**Request:** Copy out all of the data exactly as it appears.

[Dataset items]
• • • • • • •

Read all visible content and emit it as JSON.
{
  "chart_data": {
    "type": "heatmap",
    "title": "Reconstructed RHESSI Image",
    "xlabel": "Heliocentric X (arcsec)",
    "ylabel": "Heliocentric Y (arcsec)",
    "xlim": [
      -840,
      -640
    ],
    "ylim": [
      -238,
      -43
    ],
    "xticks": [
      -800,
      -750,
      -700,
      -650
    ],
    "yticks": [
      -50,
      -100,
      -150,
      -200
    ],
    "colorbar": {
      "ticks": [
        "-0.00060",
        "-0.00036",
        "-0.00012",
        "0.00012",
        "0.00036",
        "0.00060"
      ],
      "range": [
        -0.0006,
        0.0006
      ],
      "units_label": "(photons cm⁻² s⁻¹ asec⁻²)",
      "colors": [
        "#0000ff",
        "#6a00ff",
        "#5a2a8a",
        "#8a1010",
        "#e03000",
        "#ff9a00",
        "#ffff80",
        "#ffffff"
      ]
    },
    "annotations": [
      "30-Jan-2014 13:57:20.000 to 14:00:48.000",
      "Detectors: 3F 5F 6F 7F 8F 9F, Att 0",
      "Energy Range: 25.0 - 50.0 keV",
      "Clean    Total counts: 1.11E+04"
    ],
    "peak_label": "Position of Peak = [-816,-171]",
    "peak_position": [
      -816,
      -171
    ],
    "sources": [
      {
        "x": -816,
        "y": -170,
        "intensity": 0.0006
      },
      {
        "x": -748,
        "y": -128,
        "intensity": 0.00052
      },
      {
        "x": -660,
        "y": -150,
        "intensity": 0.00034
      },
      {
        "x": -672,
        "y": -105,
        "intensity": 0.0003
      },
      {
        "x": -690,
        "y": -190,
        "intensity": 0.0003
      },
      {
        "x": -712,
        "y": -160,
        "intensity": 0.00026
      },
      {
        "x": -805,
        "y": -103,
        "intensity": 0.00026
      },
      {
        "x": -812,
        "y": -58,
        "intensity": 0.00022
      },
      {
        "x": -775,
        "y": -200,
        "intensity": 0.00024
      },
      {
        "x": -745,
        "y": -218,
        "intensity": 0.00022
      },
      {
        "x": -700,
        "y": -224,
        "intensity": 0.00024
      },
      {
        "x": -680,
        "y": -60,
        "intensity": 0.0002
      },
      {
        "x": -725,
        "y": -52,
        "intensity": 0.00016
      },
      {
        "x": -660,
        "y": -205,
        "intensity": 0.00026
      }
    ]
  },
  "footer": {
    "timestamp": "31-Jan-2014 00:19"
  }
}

• • • • • • •

**Exercise response:**
Read all visible content and emit it as JSON.
{
  "chart_data": {
    "type": "heatmap",
    "title": "Reconstructed RHESSI Image",
    "xlabel": "Heliocentric X (arcsec)",
    "ylabel": "Heliocentric Y (arcsec)",
    "xlim": [
      -840,
      -640
    ],
    "ylim": [
      -238,
      -43
    ],
    "xticks": [
      -800,
      -750,
      -700,
      -650
    ],
    "yticks": [
      -50,
      -100,
      -150,
      -200
    ],
    "colorbar": {
      "ticks": [
        "-0.00060",
        "-0.00036",
        "-0.00012",
        "0.00012",
        "0.00036",
        "0.00060"
      ],
      "range": [
        -0.0006,
        0.0006
      ],
      "units_label": "(photons cm⁻² s⁻¹ asec⁻²)",
      "colors": [
        "#0000ff",
        "#6a00ff",
        "#5a2a8a",
        "#8a1010",
        "#e03000",
        "#ff9a00",
        "#ffff80",
        "#ffffff"
      ]
    },
    "annotations": [
      "30-Jan-2014 13:57:20.000 to 14:00:48.000",
      "Detectors: 3F 5F 6F 7F 8F 9F, Att 0",
      "Energy Range: 25.0 - 50.0 keV",
      "Clean    Total counts: 1.11E+04"
    ],
    "peak_label": "Position of Peak = [-816,-171]",
    "peak_position": [
      -816,
      -171
    ],
    "sources": [
      {
        "x": -816,
        "y": -170,
        "intensity": 0.0006
      },
      {
        "x": -748,
        "y": -128,
        "intensity": 0.00052
      },
      {
        "x": -660,
        "y": -150,
        "intensity": 0.00034
      },
      {
        "x": -672,
        "y": -105,
        "intensity": 0.0003
      },
      {
        "x": -690,
        "y": -190,
        "intensity": 0.0003
      },
      {
        "x": -712,
        "y": -160,
        "intensity": 0.00026
      },
      {
        "x": -805,
        "y": -103,
        "intensity": 0.00026
      },
      {
        "x": -812,
        "y": -58,
        "intensity": 0.00022
      },
      {
        "x": -775,
        "y": -200,
        "intensity": 0.00024
      },
      {
        "x": -745,
        "y": -218,
        "intensity": 0.00022
      },
      {
        "x": -700,
        "y": -224,
        "intensity": 0.00024
      },
      {
        "x": -680,
        "y": -60,
        "intensity": 0.0002
      },
      {
        "x": -725,
        "y": -52,
        "intensity": 0.00016
      },
      {
        "x": -660,
        "y": -205,
        "intensity": 0.00026
      }
    ]
  },
  "footer": {
    "timestamp": "31-Jan-2014 00:19"
  }
}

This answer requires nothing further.